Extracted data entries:
☆ ☆ ☆ ☆ ☆ ☆ ☆

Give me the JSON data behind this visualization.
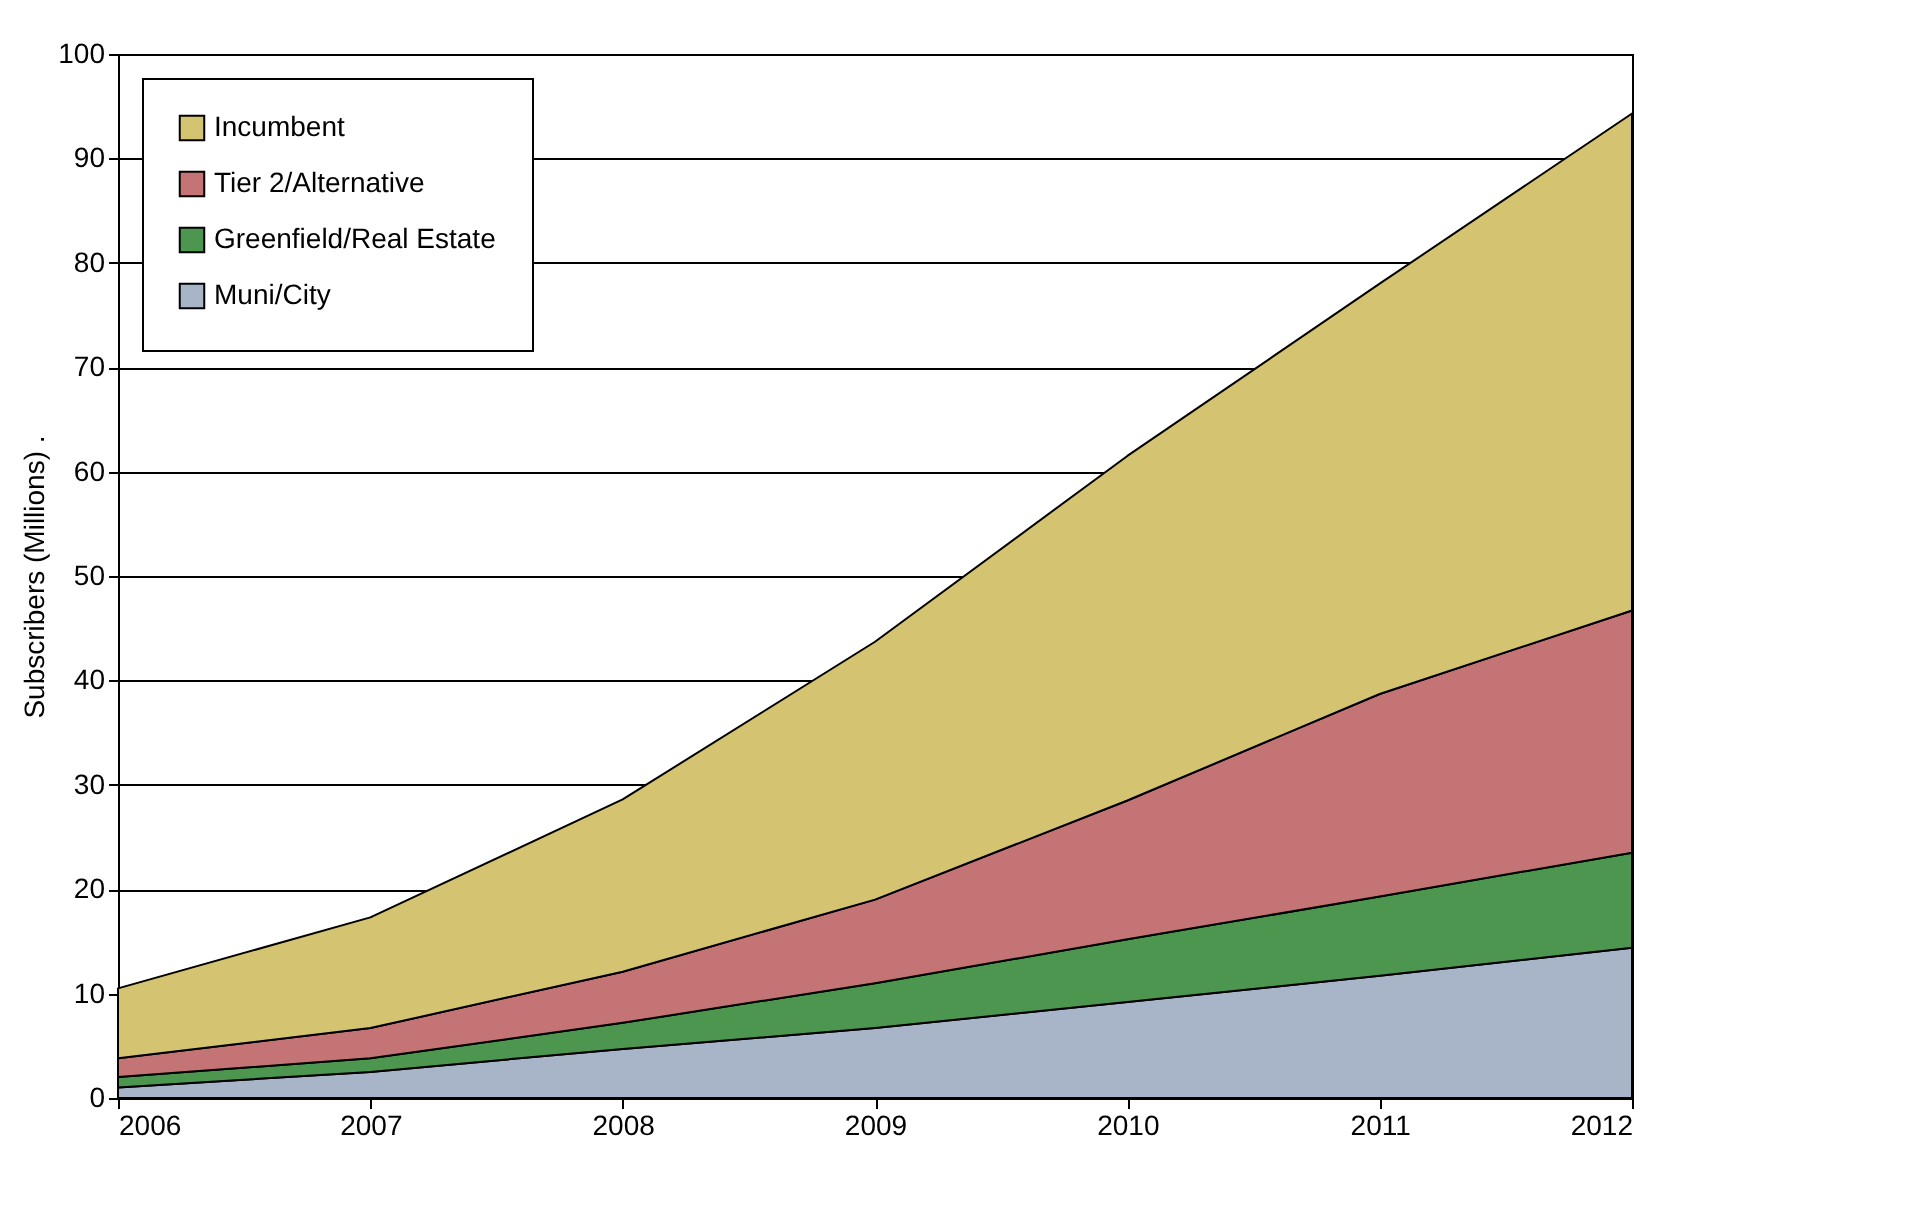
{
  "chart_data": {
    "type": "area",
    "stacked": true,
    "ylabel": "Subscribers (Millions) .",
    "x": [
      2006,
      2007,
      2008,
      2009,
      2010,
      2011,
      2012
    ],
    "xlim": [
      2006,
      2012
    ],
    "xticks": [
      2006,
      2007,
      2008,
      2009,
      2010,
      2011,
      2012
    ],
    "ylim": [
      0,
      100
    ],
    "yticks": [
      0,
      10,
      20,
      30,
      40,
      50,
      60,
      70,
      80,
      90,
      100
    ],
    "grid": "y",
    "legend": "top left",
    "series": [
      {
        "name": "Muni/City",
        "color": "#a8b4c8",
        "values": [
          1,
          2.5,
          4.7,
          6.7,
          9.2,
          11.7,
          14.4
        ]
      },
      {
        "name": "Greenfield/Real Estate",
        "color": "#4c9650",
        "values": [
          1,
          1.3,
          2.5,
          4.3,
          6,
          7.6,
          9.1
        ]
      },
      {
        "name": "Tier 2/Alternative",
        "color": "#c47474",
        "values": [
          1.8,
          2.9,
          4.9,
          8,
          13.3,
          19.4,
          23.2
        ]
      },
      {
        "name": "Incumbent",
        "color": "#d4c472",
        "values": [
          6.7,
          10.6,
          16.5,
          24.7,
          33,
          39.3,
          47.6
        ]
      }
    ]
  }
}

☆ ☆ ☆ ☆ ☆ ☆ ☆

# Directions
Transcribe the full listing character for character. Pictures are excluded.

# Solution
Give me the JSON data behind this visualization.
{
  "chart_data": {
    "type": "area",
    "stacked": true,
    "ylabel": "Subscribers (Millions) .",
    "x": [
      2006,
      2007,
      2008,
      2009,
      2010,
      2011,
      2012
    ],
    "xlim": [
      2006,
      2012
    ],
    "xticks": [
      2006,
      2007,
      2008,
      2009,
      2010,
      2011,
      2012
    ],
    "ylim": [
      0,
      100
    ],
    "yticks": [
      0,
      10,
      20,
      30,
      40,
      50,
      60,
      70,
      80,
      90,
      100
    ],
    "grid": "y",
    "legend": "top left",
    "series": [
      {
        "name": "Muni/City",
        "color": "#a8b4c8",
        "values": [
          1,
          2.5,
          4.7,
          6.7,
          9.2,
          11.7,
          14.4
        ]
      },
      {
        "name": "Greenfield/Real Estate",
        "color": "#4c9650",
        "values": [
          1,
          1.3,
          2.5,
          4.3,
          6,
          7.6,
          9.1
        ]
      },
      {
        "name": "Tier 2/Alternative",
        "color": "#c47474",
        "values": [
          1.8,
          2.9,
          4.9,
          8,
          13.3,
          19.4,
          23.2
        ]
      },
      {
        "name": "Incumbent",
        "color": "#d4c472",
        "values": [
          6.7,
          10.6,
          16.5,
          24.7,
          33,
          39.3,
          47.6
        ]
      }
    ]
  }
}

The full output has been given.